• _Your objective_
Check each line of the records for "seynd"; collect those that have it.

Stored records:
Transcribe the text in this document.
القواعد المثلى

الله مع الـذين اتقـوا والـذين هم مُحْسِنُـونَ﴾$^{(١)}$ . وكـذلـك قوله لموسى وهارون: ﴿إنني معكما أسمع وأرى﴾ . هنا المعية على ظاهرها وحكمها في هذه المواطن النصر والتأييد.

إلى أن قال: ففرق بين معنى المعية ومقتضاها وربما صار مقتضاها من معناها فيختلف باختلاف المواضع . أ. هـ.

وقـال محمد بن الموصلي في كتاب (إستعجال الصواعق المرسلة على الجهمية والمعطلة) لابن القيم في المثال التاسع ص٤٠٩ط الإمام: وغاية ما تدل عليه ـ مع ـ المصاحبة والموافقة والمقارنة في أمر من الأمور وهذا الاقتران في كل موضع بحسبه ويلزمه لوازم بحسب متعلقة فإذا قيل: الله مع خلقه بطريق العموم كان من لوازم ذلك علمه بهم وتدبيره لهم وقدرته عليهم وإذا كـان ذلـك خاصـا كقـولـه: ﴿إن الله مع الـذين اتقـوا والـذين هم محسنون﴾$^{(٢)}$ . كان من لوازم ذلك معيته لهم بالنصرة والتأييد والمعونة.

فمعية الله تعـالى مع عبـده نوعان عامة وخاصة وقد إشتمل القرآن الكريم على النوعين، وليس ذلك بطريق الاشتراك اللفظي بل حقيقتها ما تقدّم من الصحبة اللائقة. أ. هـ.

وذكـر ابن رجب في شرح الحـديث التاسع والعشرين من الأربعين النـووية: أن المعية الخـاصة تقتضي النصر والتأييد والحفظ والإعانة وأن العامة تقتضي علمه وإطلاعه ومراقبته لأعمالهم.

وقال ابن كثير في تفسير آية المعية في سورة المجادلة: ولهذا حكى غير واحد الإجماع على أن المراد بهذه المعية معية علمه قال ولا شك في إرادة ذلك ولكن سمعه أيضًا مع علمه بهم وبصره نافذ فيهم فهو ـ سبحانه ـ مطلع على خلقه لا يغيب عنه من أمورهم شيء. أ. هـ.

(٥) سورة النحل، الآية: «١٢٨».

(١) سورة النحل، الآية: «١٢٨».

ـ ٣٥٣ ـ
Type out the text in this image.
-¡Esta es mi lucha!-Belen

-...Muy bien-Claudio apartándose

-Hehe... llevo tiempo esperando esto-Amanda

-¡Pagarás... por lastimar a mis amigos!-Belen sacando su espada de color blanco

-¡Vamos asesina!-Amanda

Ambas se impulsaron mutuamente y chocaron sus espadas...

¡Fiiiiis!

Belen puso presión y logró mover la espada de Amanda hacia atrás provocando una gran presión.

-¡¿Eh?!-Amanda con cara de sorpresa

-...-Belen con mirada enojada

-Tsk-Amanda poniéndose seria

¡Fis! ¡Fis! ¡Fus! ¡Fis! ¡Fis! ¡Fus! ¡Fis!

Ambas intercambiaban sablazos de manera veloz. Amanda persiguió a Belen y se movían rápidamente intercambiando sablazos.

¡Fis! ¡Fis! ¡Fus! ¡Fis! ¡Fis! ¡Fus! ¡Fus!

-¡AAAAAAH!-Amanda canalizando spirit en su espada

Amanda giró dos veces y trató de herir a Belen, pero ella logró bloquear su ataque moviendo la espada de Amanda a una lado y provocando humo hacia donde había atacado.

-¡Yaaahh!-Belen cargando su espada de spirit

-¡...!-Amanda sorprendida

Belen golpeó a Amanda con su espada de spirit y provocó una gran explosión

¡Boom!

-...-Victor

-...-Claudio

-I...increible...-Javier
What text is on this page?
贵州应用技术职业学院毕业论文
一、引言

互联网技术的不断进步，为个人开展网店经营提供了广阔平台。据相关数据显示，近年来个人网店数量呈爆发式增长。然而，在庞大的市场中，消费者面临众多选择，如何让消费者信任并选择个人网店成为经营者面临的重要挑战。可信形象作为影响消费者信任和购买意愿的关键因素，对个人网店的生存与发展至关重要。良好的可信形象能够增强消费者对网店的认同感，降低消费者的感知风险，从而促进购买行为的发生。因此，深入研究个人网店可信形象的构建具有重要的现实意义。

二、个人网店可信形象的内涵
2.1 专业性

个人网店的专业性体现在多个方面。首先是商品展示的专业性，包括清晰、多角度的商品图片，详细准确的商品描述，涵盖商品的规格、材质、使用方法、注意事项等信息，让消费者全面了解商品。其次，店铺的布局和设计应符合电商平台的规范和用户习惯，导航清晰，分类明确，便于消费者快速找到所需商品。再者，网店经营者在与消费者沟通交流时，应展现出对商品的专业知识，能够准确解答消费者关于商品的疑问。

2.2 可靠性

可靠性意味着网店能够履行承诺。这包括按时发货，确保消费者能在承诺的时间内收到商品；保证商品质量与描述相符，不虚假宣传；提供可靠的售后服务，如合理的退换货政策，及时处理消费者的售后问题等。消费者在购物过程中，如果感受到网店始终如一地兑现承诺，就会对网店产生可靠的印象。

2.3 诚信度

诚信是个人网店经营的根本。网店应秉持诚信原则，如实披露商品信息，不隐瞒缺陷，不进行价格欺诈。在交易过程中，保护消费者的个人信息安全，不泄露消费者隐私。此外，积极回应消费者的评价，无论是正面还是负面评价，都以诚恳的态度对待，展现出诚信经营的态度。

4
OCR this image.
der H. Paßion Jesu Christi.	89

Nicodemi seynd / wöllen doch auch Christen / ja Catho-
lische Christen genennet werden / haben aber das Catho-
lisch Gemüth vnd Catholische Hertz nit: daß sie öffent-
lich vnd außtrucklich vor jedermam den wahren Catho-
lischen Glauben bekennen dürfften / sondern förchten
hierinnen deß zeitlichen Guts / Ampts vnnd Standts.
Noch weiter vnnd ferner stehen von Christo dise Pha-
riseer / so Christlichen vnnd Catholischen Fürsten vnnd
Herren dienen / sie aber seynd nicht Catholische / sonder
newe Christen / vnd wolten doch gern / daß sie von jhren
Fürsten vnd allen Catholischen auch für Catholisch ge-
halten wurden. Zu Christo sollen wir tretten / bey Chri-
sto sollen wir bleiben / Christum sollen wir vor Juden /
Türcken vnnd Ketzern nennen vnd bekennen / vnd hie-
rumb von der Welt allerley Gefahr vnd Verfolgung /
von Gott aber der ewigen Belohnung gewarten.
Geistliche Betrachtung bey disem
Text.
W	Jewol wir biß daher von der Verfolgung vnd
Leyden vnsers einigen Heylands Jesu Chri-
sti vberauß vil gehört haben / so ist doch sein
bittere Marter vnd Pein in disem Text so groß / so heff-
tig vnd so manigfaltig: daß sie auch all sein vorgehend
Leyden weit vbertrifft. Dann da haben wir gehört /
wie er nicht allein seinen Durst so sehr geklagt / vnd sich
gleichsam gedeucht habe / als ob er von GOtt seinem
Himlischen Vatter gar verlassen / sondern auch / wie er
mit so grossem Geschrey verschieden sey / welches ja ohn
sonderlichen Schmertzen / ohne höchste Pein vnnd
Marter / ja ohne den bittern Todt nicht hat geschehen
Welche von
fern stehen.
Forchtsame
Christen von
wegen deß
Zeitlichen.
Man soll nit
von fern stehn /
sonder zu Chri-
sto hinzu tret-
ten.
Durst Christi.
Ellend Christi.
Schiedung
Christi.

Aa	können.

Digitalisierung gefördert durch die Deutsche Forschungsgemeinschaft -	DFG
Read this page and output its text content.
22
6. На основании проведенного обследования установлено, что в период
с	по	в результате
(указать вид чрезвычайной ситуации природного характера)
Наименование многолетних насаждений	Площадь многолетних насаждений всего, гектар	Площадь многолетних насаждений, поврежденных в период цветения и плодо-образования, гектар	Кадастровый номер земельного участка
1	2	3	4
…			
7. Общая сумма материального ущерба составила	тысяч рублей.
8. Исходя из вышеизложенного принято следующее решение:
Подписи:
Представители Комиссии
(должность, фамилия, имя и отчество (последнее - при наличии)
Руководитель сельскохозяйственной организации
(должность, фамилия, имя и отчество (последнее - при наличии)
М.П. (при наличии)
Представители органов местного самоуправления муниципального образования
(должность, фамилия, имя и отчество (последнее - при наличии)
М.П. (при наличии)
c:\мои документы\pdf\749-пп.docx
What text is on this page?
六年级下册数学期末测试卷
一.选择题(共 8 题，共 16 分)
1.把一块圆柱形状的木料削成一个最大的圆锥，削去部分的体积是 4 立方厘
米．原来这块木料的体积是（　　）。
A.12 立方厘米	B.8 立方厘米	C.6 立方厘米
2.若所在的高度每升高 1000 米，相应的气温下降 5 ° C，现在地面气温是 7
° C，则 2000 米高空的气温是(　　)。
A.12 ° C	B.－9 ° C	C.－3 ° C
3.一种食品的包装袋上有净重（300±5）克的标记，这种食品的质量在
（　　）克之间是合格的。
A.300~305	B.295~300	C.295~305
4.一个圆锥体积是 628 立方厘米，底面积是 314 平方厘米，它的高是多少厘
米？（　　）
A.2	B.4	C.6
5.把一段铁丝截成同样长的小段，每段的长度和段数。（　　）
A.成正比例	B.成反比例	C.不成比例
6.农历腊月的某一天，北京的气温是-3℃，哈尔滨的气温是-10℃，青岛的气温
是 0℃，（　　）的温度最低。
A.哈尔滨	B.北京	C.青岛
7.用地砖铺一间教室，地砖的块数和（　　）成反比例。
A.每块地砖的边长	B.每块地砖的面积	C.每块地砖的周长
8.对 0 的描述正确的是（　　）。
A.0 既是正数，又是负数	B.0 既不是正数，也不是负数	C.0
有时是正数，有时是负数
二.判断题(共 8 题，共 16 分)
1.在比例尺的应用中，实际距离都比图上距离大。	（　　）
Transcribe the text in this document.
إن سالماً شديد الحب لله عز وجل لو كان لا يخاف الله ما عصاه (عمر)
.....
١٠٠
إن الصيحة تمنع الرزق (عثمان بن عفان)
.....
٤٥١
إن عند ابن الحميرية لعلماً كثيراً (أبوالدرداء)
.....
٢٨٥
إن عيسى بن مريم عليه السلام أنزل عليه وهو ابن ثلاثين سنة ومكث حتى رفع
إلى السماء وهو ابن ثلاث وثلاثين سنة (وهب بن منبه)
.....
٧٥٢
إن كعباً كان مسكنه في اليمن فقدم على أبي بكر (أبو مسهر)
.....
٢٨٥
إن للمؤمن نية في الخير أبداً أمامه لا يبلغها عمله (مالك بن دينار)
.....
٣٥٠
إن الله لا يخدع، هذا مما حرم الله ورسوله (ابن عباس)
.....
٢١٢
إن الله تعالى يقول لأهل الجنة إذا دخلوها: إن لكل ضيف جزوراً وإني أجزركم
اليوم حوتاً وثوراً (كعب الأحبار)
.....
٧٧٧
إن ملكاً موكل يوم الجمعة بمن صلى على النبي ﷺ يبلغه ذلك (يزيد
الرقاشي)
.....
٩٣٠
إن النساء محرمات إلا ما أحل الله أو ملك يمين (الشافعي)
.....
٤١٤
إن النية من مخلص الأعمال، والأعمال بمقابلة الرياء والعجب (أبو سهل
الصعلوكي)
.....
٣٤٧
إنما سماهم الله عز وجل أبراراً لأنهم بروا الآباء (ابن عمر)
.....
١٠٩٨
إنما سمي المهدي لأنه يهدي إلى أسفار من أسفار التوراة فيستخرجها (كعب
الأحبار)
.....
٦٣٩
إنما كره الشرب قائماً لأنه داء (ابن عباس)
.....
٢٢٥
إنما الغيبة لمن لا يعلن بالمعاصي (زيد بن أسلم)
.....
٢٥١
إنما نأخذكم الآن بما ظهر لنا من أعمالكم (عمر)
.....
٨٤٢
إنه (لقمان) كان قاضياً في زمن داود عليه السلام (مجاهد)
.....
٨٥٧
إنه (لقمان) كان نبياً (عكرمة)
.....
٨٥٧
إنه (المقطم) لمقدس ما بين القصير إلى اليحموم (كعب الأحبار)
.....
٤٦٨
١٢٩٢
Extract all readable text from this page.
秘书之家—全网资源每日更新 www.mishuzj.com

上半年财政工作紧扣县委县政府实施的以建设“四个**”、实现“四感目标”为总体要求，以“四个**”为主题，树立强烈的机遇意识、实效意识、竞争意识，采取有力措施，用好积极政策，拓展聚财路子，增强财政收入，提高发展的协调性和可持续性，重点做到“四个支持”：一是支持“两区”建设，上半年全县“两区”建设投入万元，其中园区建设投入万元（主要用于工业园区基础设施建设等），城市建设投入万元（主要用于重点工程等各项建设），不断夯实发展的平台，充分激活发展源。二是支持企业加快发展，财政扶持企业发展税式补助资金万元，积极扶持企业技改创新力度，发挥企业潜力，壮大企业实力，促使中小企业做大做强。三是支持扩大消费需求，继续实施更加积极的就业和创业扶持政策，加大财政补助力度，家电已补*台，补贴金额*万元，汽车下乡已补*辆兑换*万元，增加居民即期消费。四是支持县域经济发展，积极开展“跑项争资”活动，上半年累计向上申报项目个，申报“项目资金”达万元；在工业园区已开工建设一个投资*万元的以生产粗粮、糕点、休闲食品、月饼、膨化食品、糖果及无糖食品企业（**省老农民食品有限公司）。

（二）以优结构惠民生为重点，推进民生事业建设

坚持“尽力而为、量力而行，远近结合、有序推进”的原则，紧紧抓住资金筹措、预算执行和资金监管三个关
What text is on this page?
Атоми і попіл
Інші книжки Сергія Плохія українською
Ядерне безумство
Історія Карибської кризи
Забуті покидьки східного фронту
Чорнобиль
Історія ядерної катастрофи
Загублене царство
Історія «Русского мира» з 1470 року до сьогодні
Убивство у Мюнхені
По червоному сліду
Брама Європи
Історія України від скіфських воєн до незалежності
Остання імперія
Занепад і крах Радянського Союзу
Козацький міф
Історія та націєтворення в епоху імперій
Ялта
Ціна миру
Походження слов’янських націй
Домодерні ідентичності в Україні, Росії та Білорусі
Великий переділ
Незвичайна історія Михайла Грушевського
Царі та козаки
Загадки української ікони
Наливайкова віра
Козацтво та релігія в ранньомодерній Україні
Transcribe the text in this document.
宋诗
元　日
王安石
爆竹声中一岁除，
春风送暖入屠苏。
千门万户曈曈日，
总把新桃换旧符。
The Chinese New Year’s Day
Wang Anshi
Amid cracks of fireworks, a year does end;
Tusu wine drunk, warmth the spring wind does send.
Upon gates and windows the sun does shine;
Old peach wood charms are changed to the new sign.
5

• _Task answer_
Nicodemi seynd / wöllen doch auch Christen / ja Catho-
Herren dienen / sie aber seynd nicht Catholische / sonder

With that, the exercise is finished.